==== Record excerpts

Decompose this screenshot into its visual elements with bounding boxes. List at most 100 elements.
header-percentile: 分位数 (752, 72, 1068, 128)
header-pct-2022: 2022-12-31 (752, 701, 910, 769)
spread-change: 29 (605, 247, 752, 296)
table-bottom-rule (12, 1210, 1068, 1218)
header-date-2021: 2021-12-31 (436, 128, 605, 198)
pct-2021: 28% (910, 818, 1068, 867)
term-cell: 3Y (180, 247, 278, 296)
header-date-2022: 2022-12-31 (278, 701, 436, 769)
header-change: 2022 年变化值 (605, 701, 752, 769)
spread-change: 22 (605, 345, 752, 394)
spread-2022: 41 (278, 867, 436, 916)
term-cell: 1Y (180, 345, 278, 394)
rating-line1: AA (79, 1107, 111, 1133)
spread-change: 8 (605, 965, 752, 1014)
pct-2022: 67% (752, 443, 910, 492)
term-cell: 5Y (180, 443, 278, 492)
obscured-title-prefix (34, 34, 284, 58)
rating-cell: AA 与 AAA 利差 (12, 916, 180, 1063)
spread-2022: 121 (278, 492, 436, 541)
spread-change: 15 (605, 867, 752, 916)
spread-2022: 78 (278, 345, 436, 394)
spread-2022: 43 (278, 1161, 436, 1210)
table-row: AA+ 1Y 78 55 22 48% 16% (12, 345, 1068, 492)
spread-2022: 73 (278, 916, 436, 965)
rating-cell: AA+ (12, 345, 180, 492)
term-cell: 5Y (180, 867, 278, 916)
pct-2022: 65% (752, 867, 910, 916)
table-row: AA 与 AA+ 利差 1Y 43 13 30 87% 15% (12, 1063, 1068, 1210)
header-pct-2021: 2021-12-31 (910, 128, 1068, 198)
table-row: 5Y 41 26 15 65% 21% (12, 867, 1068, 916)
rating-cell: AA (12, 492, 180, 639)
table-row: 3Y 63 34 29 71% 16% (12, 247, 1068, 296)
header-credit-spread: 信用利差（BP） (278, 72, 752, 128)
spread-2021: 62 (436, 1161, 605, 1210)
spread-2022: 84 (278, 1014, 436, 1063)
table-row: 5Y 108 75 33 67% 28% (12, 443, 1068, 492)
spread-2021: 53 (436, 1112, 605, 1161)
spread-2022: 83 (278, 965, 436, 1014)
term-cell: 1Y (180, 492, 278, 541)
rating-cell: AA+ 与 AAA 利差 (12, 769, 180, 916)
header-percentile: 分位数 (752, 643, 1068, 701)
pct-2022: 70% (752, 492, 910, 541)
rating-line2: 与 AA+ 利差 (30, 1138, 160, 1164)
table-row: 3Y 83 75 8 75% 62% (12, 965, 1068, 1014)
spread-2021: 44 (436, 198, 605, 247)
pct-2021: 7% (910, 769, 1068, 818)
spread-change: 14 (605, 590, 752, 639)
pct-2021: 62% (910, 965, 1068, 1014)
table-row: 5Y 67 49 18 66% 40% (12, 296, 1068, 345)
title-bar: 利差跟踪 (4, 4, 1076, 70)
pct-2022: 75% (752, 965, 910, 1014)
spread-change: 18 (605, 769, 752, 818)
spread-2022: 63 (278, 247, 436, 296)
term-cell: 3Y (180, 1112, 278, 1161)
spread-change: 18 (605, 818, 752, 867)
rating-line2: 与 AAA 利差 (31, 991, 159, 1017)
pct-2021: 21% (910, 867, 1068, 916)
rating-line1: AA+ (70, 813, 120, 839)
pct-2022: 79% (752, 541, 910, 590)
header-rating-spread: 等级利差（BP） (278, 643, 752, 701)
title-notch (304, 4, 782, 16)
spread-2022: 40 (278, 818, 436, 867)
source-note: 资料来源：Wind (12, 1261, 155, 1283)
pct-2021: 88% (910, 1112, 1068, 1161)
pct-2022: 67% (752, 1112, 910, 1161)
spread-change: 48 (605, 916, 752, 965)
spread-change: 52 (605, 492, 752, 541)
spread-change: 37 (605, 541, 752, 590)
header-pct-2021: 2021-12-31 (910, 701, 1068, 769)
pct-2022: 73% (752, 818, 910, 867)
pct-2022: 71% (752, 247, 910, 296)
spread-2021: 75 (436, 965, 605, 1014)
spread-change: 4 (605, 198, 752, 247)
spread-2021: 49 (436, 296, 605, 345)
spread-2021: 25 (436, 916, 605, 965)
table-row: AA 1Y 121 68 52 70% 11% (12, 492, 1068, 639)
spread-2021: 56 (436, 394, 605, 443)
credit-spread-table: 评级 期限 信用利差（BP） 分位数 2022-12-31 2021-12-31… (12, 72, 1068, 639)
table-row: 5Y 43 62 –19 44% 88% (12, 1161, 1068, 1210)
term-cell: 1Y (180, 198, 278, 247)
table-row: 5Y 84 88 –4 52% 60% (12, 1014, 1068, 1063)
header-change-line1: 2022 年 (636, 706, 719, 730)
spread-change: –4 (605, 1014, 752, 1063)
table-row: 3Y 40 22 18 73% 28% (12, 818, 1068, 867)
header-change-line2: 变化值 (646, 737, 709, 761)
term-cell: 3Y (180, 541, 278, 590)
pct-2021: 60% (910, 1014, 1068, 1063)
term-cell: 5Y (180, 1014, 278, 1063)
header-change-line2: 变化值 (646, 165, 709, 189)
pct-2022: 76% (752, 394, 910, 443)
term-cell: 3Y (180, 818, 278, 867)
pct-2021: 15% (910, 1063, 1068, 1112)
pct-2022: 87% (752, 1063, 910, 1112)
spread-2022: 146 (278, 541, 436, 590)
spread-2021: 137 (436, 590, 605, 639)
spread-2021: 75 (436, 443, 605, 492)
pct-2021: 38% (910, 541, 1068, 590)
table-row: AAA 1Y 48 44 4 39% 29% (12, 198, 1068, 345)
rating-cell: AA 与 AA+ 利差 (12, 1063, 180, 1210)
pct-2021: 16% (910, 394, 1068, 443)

========

Request:
Please echo all of the lines above character for character, keeping their order.

The reply:
Decompose this screenshot into its visual elements with bounding boxes. List at most 100 elements.
header-percentile: 分位数 (752, 72, 1068, 128)
header-pct-2022: 2022-12-31 (752, 701, 910, 769)
spread-change: 29 (605, 247, 752, 296)
table-bottom-rule (12, 1210, 1068, 1218)
header-date-2021: 2021-12-31 (436, 128, 605, 198)
pct-2021: 28% (910, 818, 1068, 867)
term-cell: 3Y (180, 247, 278, 296)
header-date-2022: 2022-12-31 (278, 701, 436, 769)
header-change: 2022 年变化值 (605, 701, 752, 769)
spread-change: 22 (605, 345, 752, 394)
spread-2022: 41 (278, 867, 436, 916)
term-cell: 1Y (180, 345, 278, 394)
rating-line1: AA (79, 1107, 111, 1133)
spread-change: 8 (605, 965, 752, 1014)
pct-2022: 67% (752, 443, 910, 492)
term-cell: 5Y (180, 443, 278, 492)
obscured-title-prefix (34, 34, 284, 58)
rating-cell: AA 与 AAA 利差 (12, 916, 180, 1063)
spread-2022: 121 (278, 492, 436, 541)
spread-change: 15 (605, 867, 752, 916)
spread-2022: 78 (278, 345, 436, 394)
spread-2022: 43 (278, 1161, 436, 1210)
table-row: AA+ 1Y 78 55 22 48% 16% (12, 345, 1068, 492)
spread-2022: 73 (278, 916, 436, 965)
rating-cell: AA+ (12, 345, 180, 492)
term-cell: 5Y (180, 867, 278, 916)
pct-2022: 65% (752, 867, 910, 916)
table-row: AA 与 AA+ 利差 1Y 43 13 30 87% 15% (12, 1063, 1068, 1210)
header-pct-2021: 2021-12-31 (910, 128, 1068, 198)
table-row: 5Y 41 26 15 65% 21% (12, 867, 1068, 916)
rating-cell: AA (12, 492, 180, 639)
table-row: 3Y 63 34 29 71% 16% (12, 247, 1068, 296)
header-credit-spread: 信用利差（BP） (278, 72, 752, 128)
spread-2021: 62 (436, 1161, 605, 1210)
spread-2022: 84 (278, 1014, 436, 1063)
table-row: 5Y 108 75 33 67% 28% (12, 443, 1068, 492)
spread-2021: 53 (436, 1112, 605, 1161)
spread-2022: 83 (278, 965, 436, 1014)
term-cell: 1Y (180, 492, 278, 541)
rating-cell: AA+ 与 AAA 利差 (12, 769, 180, 916)
header-percentile: 分位数 (752, 643, 1068, 701)
pct-2022: 70% (752, 492, 910, 541)
rating-line2: 与 AA+ 利差 (30, 1138, 160, 1164)
table-row: 3Y 83 75 8 75% 62% (12, 965, 1068, 1014)
spread-2021: 44 (436, 198, 605, 247)
pct-2021: 7% (910, 769, 1068, 818)
spread-change: 14 (605, 590, 752, 639)
pct-2021: 62% (910, 965, 1068, 1014)
table-row: 5Y 67 49 18 66% 40% (12, 296, 1068, 345)
title-bar: 利差跟踪 (4, 4, 1076, 70)
pct-2022: 75% (752, 965, 910, 1014)
spread-change: 18 (605, 769, 752, 818)
spread-2022: 63 (278, 247, 436, 296)
term-cell: 3Y (180, 1112, 278, 1161)
spread-change: 18 (605, 818, 752, 867)
rating-line2: 与 AAA 利差 (31, 991, 159, 1017)
pct-2021: 21% (910, 867, 1068, 916)
rating-line1: AA+ (70, 813, 120, 839)
pct-2022: 79% (752, 541, 910, 590)
header-rating-spread: 等级利差（BP） (278, 643, 752, 701)
title-notch (304, 4, 782, 16)
spread-2022: 40 (278, 818, 436, 867)
source-note: 资料来源：Wind (12, 1261, 155, 1283)
pct-2021: 88% (910, 1112, 1068, 1161)
pct-2022: 67% (752, 1112, 910, 1161)
spread-change: 48 (605, 916, 752, 965)
spread-change: 52 (605, 492, 752, 541)
spread-change: 37 (605, 541, 752, 590)
header-pct-2021: 2021-12-31 (910, 701, 1068, 769)
pct-2022: 73% (752, 818, 910, 867)
pct-2022: 71% (752, 247, 910, 296)
spread-2021: 75 (436, 965, 605, 1014)
spread-change: 4 (605, 198, 752, 247)
spread-2021: 49 (436, 296, 605, 345)
spread-2021: 25 (436, 916, 605, 965)
table-row: AA 1Y 121 68 52 70% 11% (12, 492, 1068, 639)
spread-2021: 56 (436, 394, 605, 443)
credit-spread-table: 评级 期限 信用利差（BP） 分位数 2022-12-31 2021-12-31… (12, 72, 1068, 639)
table-row: 5Y 43 62 –19 44% 88% (12, 1161, 1068, 1210)
term-cell: 1Y (180, 198, 278, 247)
table-row: 5Y 84 88 –4 52% 60% (12, 1014, 1068, 1063)
header-change-line1: 2022 年 (636, 706, 719, 730)
spread-change: –4 (605, 1014, 752, 1063)
table-row: 3Y 40 22 18 73% 28% (12, 818, 1068, 867)
header-change-line2: 变化值 (646, 737, 709, 761)
term-cell: 3Y (180, 541, 278, 590)
pct-2021: 60% (910, 1014, 1068, 1063)
term-cell: 5Y (180, 1014, 278, 1063)
header-change-line2: 变化值 (646, 165, 709, 189)
pct-2022: 76% (752, 394, 910, 443)
term-cell: 3Y (180, 818, 278, 867)
pct-2021: 15% (910, 1063, 1068, 1112)
pct-2022: 87% (752, 1063, 910, 1112)
spread-2022: 146 (278, 541, 436, 590)
spread-2021: 137 (436, 590, 605, 639)
spread-2021: 75 (436, 443, 605, 492)
pct-2021: 38% (910, 541, 1068, 590)
table-row: AAA 1Y 48 44 4 39% 29% (12, 198, 1068, 345)
rating-cell: AA 与 AA+ 利差 (12, 1063, 180, 1210)
pct-2021: 16% (910, 394, 1068, 443)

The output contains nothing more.